THE PROBLEM: Go through the records and extract every line with the word "still".
"""
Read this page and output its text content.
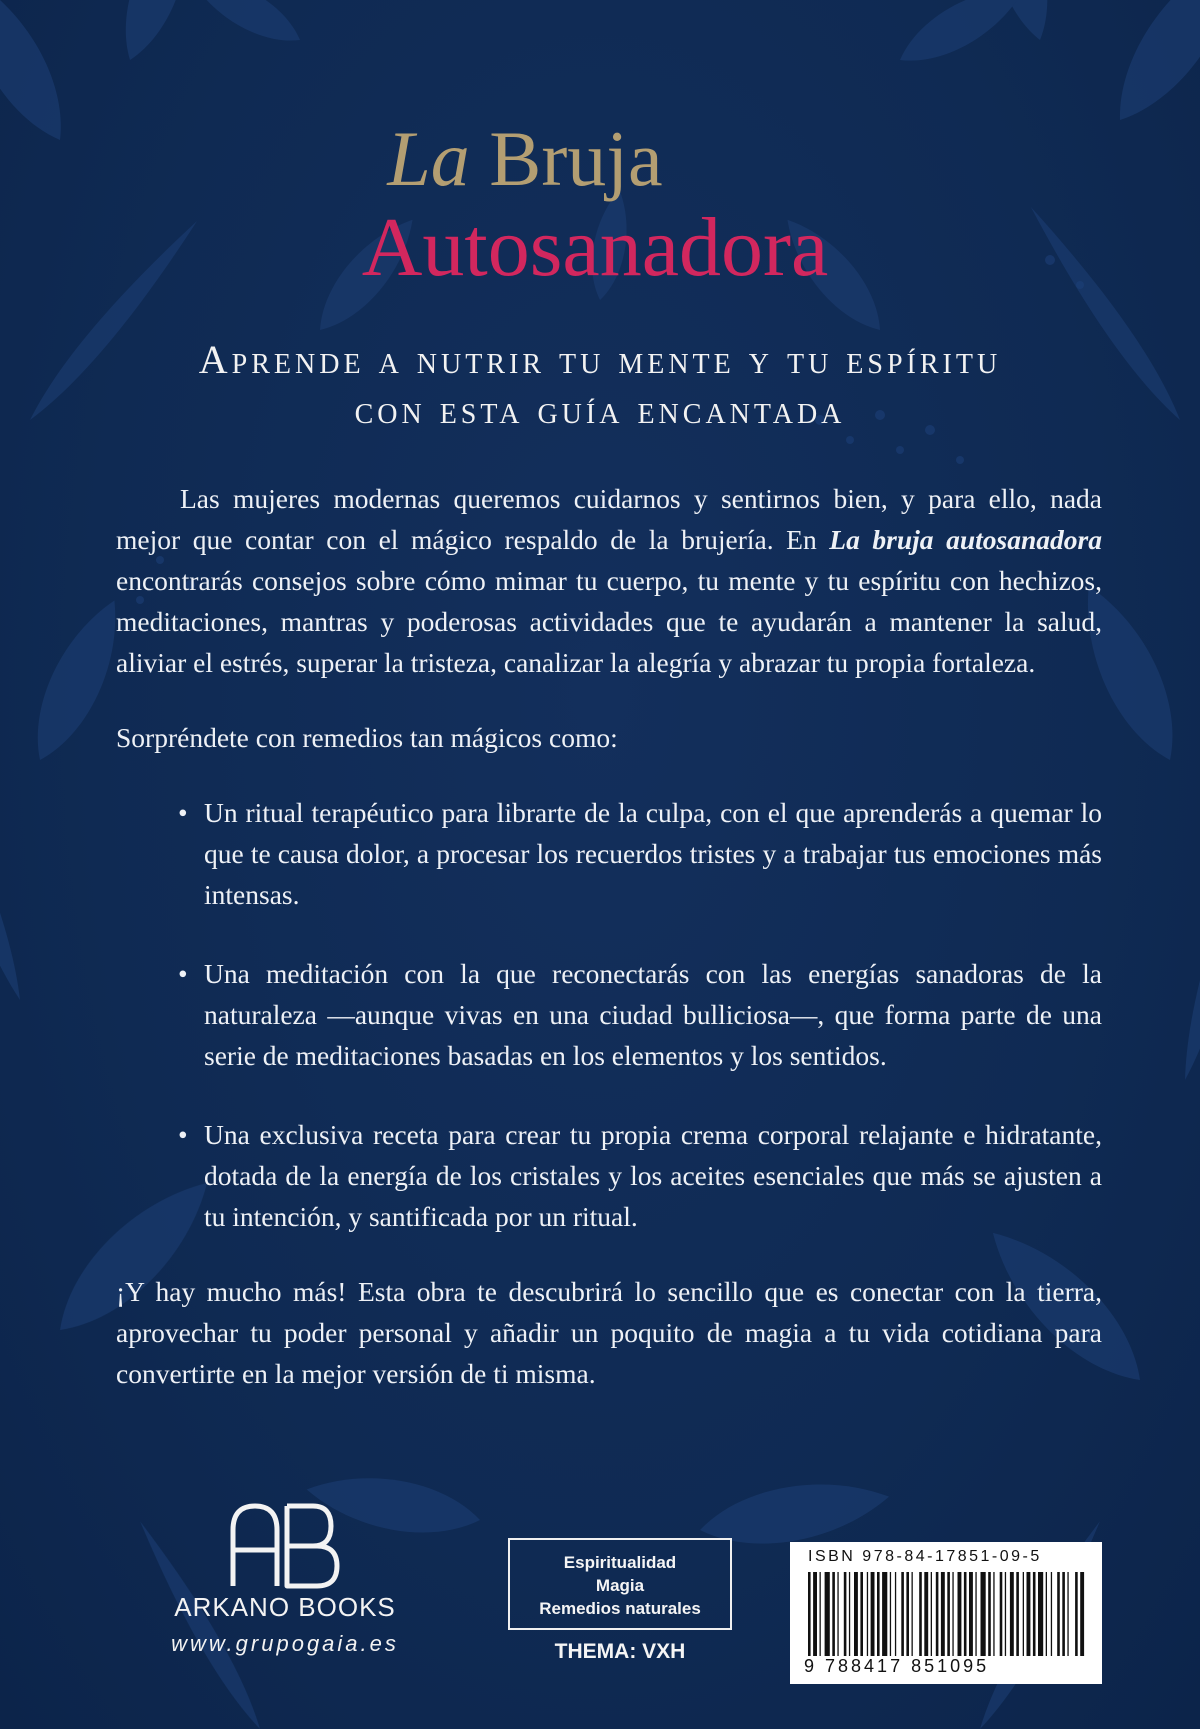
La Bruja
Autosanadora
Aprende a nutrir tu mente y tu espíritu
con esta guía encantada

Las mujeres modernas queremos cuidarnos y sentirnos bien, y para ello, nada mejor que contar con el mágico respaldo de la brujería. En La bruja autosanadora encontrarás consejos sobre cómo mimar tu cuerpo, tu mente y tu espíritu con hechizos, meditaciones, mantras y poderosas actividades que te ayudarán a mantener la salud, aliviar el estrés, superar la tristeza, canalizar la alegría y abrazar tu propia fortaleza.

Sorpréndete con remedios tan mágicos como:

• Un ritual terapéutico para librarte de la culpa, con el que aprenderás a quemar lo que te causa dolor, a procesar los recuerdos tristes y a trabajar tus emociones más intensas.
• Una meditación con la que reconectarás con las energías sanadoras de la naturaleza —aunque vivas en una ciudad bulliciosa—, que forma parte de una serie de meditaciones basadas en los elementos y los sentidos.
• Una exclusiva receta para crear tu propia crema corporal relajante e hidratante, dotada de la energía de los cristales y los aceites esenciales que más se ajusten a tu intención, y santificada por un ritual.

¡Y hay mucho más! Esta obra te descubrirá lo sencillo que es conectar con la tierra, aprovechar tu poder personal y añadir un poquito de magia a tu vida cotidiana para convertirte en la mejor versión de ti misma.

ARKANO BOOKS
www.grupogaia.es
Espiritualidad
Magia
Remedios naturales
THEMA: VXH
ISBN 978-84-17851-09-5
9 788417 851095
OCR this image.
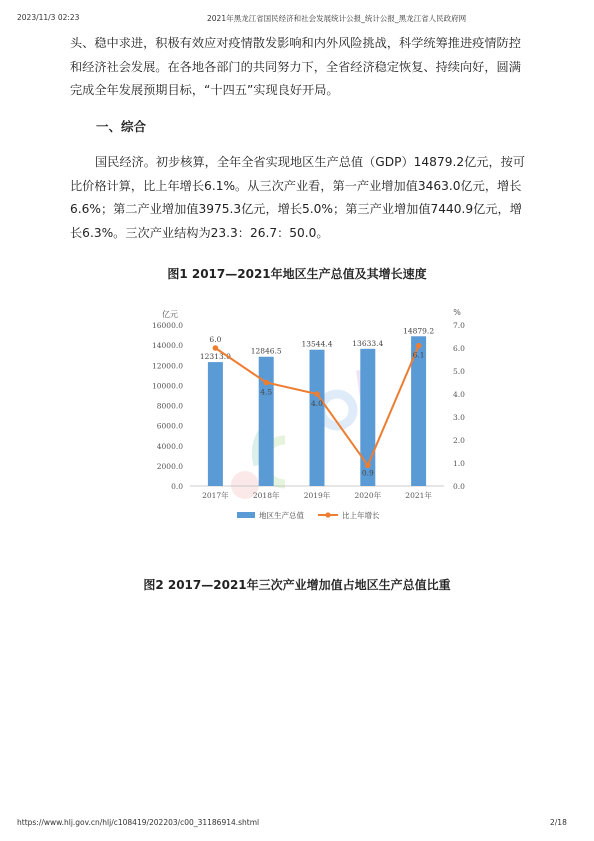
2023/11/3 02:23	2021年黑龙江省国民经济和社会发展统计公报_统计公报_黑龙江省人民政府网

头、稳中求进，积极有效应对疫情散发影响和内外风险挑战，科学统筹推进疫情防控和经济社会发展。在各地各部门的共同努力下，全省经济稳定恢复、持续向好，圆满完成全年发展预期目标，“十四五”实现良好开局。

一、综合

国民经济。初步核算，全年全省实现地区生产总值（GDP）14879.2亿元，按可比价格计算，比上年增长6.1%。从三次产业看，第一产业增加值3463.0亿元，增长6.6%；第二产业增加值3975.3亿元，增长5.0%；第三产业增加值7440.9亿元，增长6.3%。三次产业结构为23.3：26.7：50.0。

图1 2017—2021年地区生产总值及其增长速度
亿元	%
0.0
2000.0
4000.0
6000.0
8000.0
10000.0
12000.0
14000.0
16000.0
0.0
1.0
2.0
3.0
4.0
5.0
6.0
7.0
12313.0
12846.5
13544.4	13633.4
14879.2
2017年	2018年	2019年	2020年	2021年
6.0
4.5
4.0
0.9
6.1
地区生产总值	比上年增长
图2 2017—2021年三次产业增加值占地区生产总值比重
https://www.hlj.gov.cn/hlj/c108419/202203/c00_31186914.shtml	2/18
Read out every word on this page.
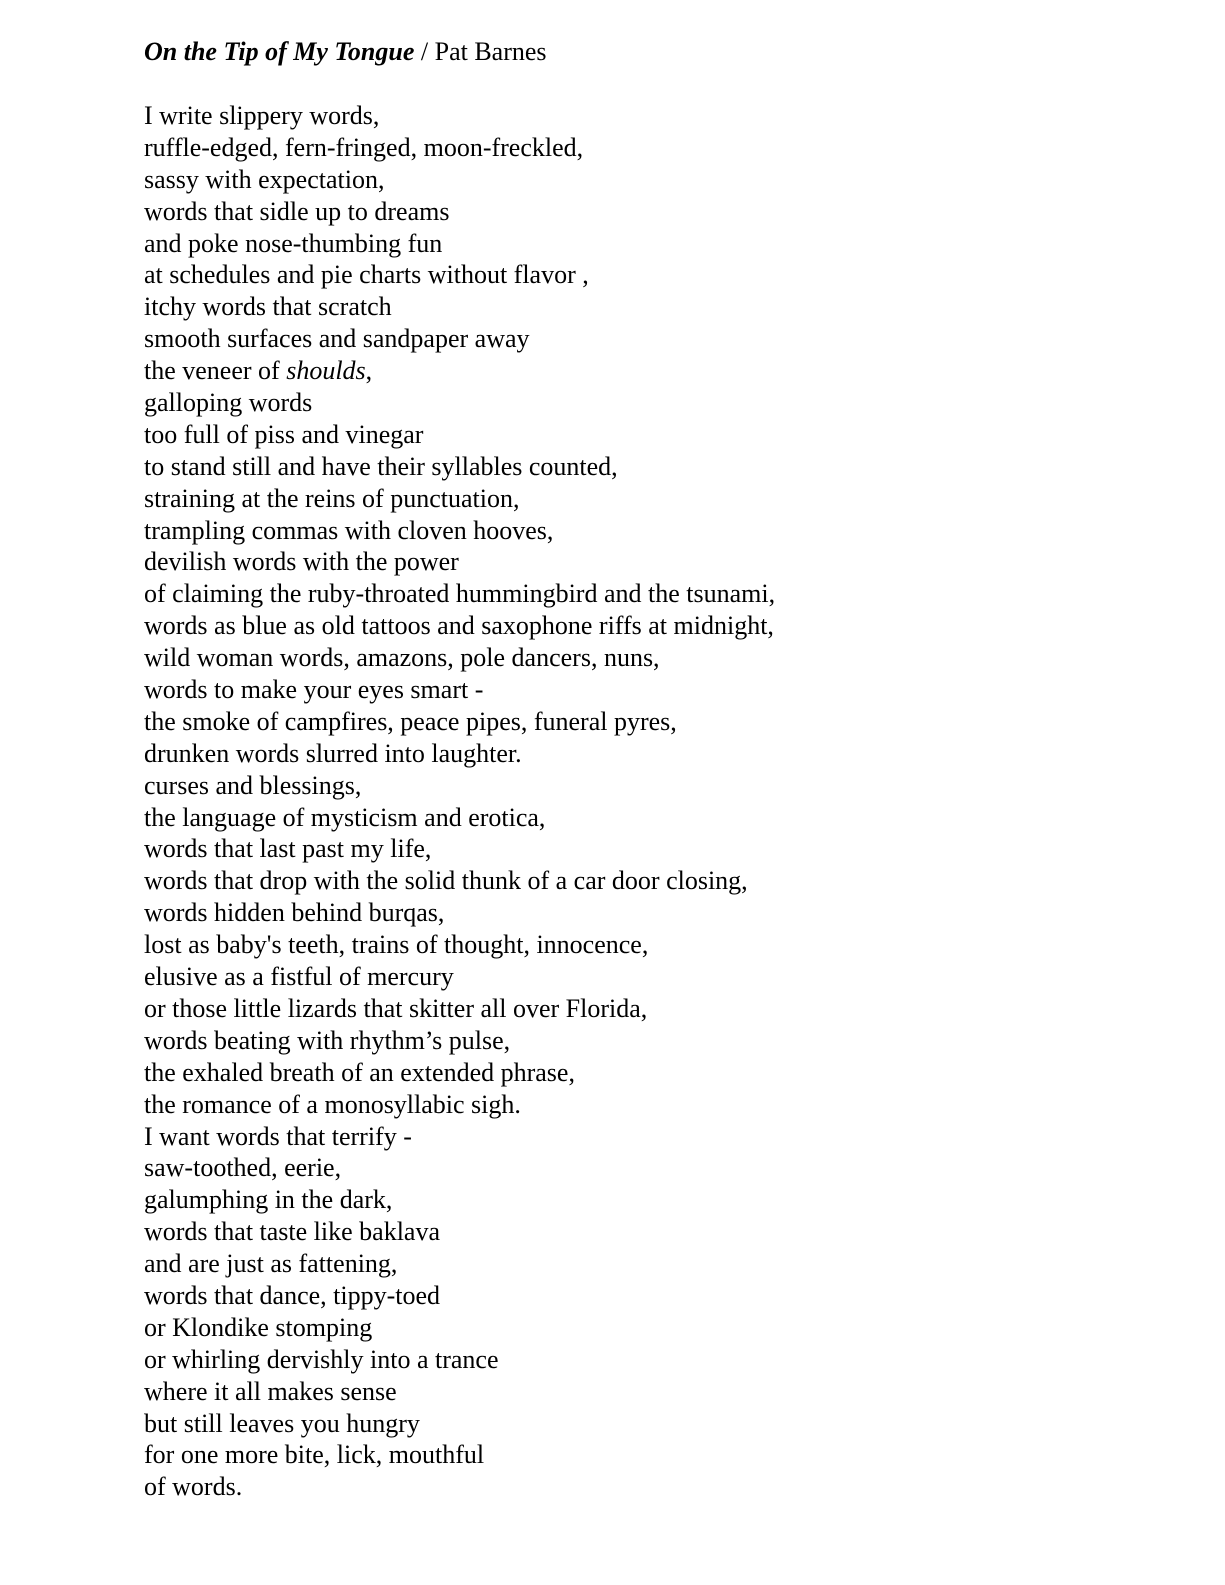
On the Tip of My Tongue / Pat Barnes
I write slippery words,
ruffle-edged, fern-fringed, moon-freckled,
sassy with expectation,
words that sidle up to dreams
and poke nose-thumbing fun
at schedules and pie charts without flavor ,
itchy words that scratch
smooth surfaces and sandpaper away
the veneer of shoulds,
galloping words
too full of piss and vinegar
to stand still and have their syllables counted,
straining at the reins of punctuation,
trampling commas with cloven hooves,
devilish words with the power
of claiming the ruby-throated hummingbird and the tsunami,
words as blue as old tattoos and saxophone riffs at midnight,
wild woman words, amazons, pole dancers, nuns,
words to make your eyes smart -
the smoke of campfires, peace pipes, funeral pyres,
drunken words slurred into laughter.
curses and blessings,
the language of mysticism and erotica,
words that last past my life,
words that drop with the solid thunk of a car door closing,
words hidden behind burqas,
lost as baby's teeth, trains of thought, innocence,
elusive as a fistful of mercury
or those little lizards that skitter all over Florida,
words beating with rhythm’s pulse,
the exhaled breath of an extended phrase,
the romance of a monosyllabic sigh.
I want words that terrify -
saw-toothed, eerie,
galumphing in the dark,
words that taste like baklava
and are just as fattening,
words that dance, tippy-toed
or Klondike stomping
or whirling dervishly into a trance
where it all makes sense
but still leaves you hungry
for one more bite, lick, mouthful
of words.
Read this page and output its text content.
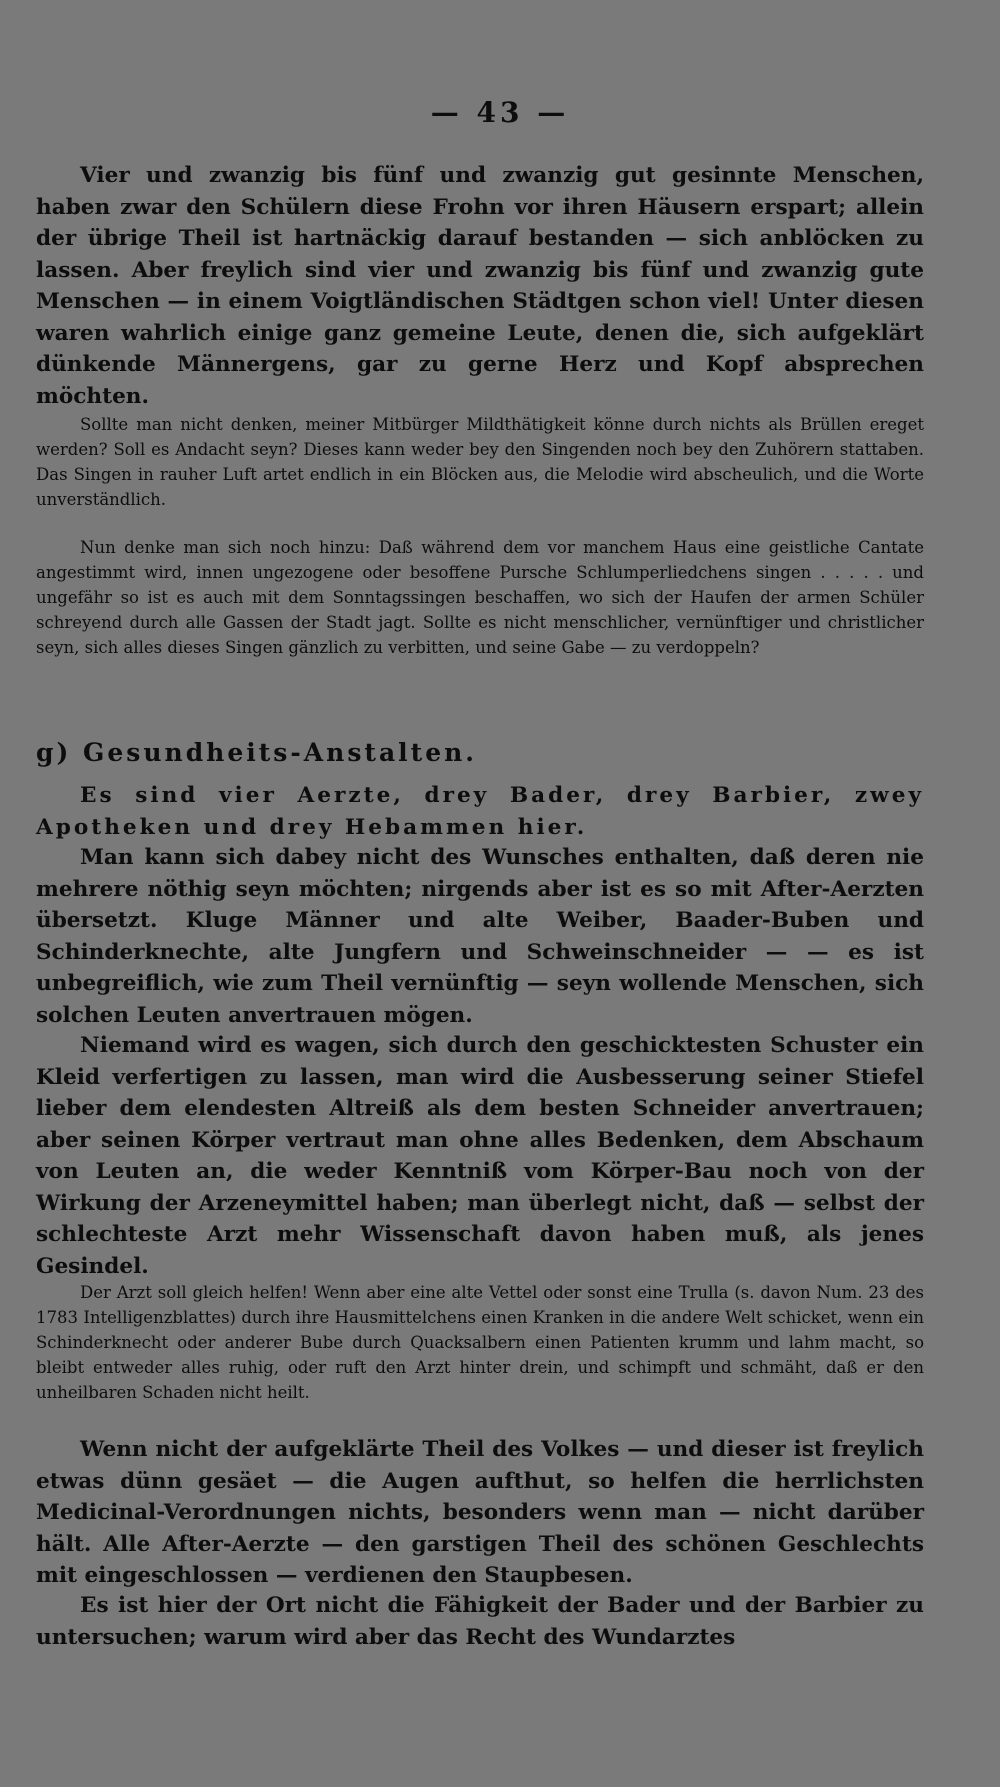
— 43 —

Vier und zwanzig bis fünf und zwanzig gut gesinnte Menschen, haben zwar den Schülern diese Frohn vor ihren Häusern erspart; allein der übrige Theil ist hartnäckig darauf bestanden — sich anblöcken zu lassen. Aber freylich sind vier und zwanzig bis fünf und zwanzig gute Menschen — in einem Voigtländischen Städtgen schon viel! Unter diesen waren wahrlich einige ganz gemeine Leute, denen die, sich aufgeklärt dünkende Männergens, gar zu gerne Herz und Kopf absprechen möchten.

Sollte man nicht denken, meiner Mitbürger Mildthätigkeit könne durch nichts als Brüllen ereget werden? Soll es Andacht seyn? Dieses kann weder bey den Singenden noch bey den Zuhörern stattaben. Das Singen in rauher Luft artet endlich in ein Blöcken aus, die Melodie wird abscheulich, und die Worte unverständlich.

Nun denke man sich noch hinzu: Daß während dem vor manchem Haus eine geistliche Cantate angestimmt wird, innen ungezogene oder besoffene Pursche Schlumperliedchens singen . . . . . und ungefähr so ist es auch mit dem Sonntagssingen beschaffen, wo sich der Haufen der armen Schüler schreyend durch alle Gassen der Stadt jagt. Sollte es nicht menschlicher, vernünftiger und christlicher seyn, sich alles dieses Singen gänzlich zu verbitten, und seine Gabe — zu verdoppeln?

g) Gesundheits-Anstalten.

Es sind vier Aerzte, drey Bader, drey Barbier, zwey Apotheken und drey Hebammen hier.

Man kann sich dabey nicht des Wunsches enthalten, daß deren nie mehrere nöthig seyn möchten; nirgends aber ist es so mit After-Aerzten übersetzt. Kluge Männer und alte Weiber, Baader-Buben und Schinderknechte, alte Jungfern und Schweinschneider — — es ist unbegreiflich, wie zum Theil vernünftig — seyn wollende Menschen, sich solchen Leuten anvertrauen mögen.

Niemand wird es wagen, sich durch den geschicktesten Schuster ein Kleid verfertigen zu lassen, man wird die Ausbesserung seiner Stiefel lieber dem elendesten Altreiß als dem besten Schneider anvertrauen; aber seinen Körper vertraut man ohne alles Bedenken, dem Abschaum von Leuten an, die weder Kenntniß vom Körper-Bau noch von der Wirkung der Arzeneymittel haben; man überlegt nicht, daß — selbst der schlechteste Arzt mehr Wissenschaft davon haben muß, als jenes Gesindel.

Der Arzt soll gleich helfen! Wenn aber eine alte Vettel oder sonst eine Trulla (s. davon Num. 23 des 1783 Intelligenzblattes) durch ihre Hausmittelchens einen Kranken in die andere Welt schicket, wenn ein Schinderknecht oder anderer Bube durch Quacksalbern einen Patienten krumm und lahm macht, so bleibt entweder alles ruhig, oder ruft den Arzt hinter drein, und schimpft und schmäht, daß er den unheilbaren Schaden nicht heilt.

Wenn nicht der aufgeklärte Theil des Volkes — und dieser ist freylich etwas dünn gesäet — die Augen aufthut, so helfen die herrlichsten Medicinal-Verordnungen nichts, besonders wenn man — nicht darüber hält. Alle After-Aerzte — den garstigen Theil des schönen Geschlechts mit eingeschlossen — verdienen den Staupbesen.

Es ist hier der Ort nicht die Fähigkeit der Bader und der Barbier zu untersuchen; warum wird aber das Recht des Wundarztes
"""
ANSWER FOR THIS EXERCISE:
to stand still and have their syllables counted,
but still leaves you hungry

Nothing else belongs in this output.